#### Exercise requirements
[1] Reproduce the passage from the dimming circuit text, starting with "The apparatus **400** includes a second" and going on through "intermediate count CK1R(N).".
[2] Transcribe the entries line for line, from their first line through the line with "Text: DF - MA".

═══ Reading text ═══

The apparatus **400** includes a CMAX register **445** to store the count CMAX corresponding to the full-scale analog output of a DAC used to control lighting brightness. The apparatus **400** also includes dimming validity logic **440** communicatively coupled to the counter **422**. The dimming validity logic **440** resets the counter **422** at the next falling edge zero crossing and then counts up to the count CK1 at the first clock rate F1. If a rising edge is encountered before reaching the count CK1, the dimming validity logic **440** causes a currently-indexed DIM code DIM(N) to be set equal to CMAX.

The apparatus **400** includes a second clock **452** communicatively coupled to the counter **422**. The second clock **452** operates at the normalized clock rate F2, where F2=CMAX/[(K2%−K1%)*P_AC].

The apparatus **400** also includes dim window minimum to rising edge count logic **450** communicatively coupled to the CK1 register **430**. The dim window minimum to rising edge count logic **450** loads the counter **422** with count CMAX. The logic **450** then counts down at the normalized clock rate F2 from a time TK1 corresponding to the count CK1 to the time of occurrence of the next rising edge TR(N) to obtain a DIM code DIM(N). In an alternate embodiment, the dim window minimum to rising edge count logic **450** may reset the counter and then count up at the normalized clock rate F2 from the time TK1 to the next rising edge zero crossing to obtain an intermediate count CK1R(N).

═══ Data supplied ═══

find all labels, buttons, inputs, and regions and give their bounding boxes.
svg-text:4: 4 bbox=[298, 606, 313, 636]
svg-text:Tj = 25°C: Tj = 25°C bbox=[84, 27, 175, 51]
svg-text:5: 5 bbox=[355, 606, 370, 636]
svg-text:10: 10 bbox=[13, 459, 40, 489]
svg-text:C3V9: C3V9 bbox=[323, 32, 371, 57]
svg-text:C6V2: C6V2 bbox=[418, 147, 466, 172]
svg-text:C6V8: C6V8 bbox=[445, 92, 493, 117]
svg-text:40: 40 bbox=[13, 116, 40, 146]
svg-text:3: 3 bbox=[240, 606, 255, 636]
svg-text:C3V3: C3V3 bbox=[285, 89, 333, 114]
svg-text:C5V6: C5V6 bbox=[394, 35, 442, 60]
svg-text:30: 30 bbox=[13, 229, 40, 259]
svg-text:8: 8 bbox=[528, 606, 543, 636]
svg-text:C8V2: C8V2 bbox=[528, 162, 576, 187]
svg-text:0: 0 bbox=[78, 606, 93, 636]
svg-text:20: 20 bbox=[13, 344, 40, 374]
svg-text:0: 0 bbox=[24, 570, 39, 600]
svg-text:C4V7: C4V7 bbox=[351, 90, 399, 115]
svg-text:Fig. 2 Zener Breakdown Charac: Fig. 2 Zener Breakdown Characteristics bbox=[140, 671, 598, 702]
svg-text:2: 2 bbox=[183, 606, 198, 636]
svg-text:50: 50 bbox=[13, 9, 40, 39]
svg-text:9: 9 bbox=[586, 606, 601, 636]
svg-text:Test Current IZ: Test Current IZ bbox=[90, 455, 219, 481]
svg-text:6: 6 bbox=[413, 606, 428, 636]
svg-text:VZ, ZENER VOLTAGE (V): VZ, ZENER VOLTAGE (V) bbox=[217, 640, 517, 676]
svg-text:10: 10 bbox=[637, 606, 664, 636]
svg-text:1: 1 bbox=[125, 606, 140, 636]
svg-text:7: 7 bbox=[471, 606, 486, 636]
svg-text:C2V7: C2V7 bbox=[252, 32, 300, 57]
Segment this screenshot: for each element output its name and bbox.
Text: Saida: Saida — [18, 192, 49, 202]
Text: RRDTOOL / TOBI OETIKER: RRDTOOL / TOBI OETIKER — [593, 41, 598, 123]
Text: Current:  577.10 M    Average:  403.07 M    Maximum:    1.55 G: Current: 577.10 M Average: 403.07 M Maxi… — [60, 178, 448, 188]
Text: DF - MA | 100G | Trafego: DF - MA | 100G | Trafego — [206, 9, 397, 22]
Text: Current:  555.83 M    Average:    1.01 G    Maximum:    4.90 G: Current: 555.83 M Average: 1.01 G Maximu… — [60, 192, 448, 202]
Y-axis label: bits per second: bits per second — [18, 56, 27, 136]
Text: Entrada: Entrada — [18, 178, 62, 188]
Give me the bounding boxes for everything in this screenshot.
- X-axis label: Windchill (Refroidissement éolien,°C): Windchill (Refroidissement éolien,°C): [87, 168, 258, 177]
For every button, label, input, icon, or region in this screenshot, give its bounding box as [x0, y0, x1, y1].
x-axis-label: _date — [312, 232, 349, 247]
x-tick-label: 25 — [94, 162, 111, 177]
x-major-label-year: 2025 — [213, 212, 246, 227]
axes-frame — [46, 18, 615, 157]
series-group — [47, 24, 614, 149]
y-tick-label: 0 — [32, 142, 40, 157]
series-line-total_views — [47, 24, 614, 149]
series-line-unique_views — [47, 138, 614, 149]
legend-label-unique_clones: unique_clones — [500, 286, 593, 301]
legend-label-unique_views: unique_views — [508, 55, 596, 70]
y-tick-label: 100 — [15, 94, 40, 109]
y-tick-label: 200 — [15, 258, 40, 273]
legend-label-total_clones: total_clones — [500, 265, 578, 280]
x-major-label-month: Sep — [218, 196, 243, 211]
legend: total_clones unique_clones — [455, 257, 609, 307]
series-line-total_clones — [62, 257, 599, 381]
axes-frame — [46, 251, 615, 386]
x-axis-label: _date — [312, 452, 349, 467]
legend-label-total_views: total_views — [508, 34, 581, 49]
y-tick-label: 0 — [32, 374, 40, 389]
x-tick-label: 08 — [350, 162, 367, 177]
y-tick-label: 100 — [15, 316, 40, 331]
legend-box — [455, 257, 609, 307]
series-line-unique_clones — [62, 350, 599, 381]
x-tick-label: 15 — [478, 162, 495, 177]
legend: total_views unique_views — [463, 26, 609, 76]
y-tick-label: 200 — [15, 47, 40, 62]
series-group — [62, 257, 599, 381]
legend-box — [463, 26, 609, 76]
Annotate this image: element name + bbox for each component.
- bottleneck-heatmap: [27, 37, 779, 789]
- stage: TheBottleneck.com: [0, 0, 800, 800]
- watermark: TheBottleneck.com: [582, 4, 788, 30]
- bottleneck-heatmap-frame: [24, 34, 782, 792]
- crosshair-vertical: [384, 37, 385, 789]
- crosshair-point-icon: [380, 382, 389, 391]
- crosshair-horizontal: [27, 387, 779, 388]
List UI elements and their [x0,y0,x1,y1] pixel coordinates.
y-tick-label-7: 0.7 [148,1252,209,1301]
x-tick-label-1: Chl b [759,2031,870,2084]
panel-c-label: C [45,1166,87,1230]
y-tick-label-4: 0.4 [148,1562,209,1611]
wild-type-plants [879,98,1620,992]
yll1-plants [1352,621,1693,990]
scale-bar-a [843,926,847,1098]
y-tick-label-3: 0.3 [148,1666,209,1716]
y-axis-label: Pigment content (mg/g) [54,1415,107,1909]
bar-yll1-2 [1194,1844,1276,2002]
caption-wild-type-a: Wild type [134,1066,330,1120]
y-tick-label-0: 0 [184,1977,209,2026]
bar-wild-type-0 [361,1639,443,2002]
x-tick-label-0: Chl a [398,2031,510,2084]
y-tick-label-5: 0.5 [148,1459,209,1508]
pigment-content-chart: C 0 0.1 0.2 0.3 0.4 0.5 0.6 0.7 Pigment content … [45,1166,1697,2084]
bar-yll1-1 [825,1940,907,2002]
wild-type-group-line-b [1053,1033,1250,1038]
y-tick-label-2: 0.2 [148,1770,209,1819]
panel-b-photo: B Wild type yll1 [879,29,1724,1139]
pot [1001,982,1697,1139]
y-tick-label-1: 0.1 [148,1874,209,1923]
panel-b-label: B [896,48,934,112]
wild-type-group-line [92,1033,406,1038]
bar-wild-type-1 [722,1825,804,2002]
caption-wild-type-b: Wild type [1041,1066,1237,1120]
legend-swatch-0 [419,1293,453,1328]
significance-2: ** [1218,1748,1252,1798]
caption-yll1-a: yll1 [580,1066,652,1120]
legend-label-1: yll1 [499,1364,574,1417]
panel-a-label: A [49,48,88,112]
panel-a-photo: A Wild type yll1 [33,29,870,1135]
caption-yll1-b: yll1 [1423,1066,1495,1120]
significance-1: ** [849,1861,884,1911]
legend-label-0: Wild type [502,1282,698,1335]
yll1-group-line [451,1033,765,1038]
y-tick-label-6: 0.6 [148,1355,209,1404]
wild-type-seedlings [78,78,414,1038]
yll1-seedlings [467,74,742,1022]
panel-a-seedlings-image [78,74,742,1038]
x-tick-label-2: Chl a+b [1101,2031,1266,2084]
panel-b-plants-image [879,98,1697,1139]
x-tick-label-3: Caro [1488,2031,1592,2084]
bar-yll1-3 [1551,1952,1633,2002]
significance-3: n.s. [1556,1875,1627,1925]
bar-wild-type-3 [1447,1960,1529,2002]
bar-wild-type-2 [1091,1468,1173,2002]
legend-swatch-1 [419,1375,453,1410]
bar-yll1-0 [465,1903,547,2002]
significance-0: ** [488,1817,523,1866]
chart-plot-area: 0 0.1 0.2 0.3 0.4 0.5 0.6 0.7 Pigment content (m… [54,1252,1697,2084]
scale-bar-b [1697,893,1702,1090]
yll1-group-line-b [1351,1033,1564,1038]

═══

#### Task-by-task solutions
[1]
The apparatus **400** includes a second clock **452** communicatively coupled to the counter **422**. The second clock **452** operates at the normalized clock rate F2, where F2=CMAX/[(K2%−K1%)*P_AC].

The apparatus **400** also includes dim window minimum to rising edge count logic **450** communicatively coupled to the CK1 register **430**. The dim window minimum to rising edge count logic **450** loads the counter **422** with count CMAX. The logic **450** then counts down at the normalized clock rate F2 from a time TK1 corresponding to the count CK1 to the time of occurrence of the next rising edge TR(N) to obtain a DIM code DIM(N). In an alternate embodiment, the dim window minimum to rising edge count logic **450** may reset the counter and then count up at the normalized clock rate F2 from the time TK1 to the next rising edge zero crossing to obtain an intermediate count CK1R(N).

[2]
find all labels, buttons, inputs, and regions and give their bounding boxes.
svg-text:4: 4 bbox=[298, 606, 313, 636]
svg-text:Tj = 25°C: Tj = 25°C bbox=[84, 27, 175, 51]
svg-text:5: 5 bbox=[355, 606, 370, 636]
svg-text:10: 10 bbox=[13, 459, 40, 489]
svg-text:C3V9: C3V9 bbox=[323, 32, 371, 57]
svg-text:C6V2: C6V2 bbox=[418, 147, 466, 172]
svg-text:C6V8: C6V8 bbox=[445, 92, 493, 117]
svg-text:40: 40 bbox=[13, 116, 40, 146]
svg-text:3: 3 bbox=[240, 606, 255, 636]
svg-text:C3V3: C3V3 bbox=[285, 89, 333, 114]
svg-text:C5V6: C5V6 bbox=[394, 35, 442, 60]
svg-text:30: 30 bbox=[13, 229, 40, 259]
svg-text:8: 8 bbox=[528, 606, 543, 636]
svg-text:C8V2: C8V2 bbox=[528, 162, 576, 187]
svg-text:0: 0 bbox=[78, 606, 93, 636]
svg-text:20: 20 bbox=[13, 344, 40, 374]
svg-text:0: 0 bbox=[24, 570, 39, 600]
svg-text:C4V7: C4V7 bbox=[351, 90, 399, 115]
svg-text:Fig. 2 Zener Breakdown Charac: Fig. 2 Zener Breakdown Characteristics bbox=[140, 671, 598, 702]
svg-text:2: 2 bbox=[183, 606, 198, 636]
svg-text:50: 50 bbox=[13, 9, 40, 39]
svg-text:9: 9 bbox=[586, 606, 601, 636]
svg-text:Test Current IZ: Test Current IZ bbox=[90, 455, 219, 481]
svg-text:6: 6 bbox=[413, 606, 428, 636]
svg-text:VZ, ZENER VOLTAGE (V): VZ, ZENER VOLTAGE (V) bbox=[217, 640, 517, 676]
svg-text:10: 10 bbox=[637, 606, 664, 636]
svg-text:1: 1 bbox=[125, 606, 140, 636]
svg-text:7: 7 bbox=[471, 606, 486, 636]
svg-text:C2V7: C2V7 bbox=[252, 32, 300, 57]
Segment this screenshot: for each element output its name and bbox.
Text: Saida: Saida — [18, 192, 49, 202]
Text: RRDTOOL / TOBI OETIKER: RRDTOOL / TOBI OETIKER — [593, 41, 598, 123]
Text: Current:  577.10 M    Average:  403.07 M    Maximum:    1.55 G: Current: 577.10 M Average: 403.07 M Maxi… — [60, 178, 448, 188]
Text: DF - MA | 100G | Trafego: DF - MA | 100G | Trafego — [206, 9, 397, 22]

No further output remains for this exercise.